> _Work to complete_
From the listing below, extract every line in which the word "floppy" appears.

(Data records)
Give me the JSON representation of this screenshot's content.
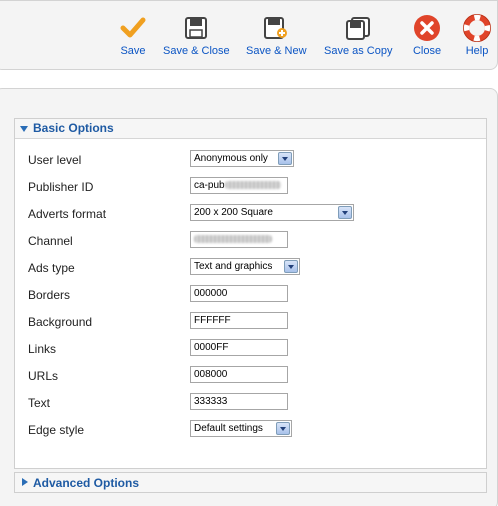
{
  "toolbar": {
    "buttons": [
      {
        "label": "Save",
        "icon": "checkmark-icon"
      },
      {
        "label": "Save & Close",
        "icon": "floppy-disk-icon"
      },
      {
        "label": "Save & New",
        "icon": "floppy-disk-new-icon"
      },
      {
        "label": "Save as Copy",
        "icon": "floppy-disk-copy-icon"
      },
      {
        "label": "Close",
        "icon": "close-icon"
      },
      {
        "label": "Help",
        "icon": "lifebuoy-icon"
      }
    ]
  },
  "basic_options": {
    "title": "Basic Options",
    "fields": [
      {
        "label": "User level",
        "type": "select",
        "value": "Anonymous only"
      },
      {
        "label": "Publisher ID",
        "type": "input",
        "value": "ca-pub"
      },
      {
        "label": "Adverts format",
        "type": "select",
        "value": "200 x 200 Square"
      },
      {
        "label": "Channel",
        "type": "input",
        "value": ""
      },
      {
        "label": "Ads type",
        "type": "select",
        "value": "Text and graphics"
      },
      {
        "label": "Borders",
        "type": "input",
        "value": "000000"
      },
      {
        "label": "Background",
        "type": "input",
        "value": "FFFFFF"
      },
      {
        "label": "Links",
        "type": "input",
        "value": "0000FF"
      },
      {
        "label": "URLs",
        "type": "input",
        "value": "008000"
      },
      {
        "label": "Text",
        "type": "input",
        "value": "333333"
      },
      {
        "label": "Edge style",
        "type": "select",
        "value": "Default settings"
      }
    ]
  },
  "advanced_options": {
    "title": "Advanced Options"
  },
  "colors": {
    "accent": "#1e5aa3",
    "save": "#f0a020",
    "close": "#e0442a"
  }
}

> _Final answer_
        "icon": "floppy-disk-icon"
        "icon": "floppy-disk-new-icon"
        "icon": "floppy-disk-copy-icon"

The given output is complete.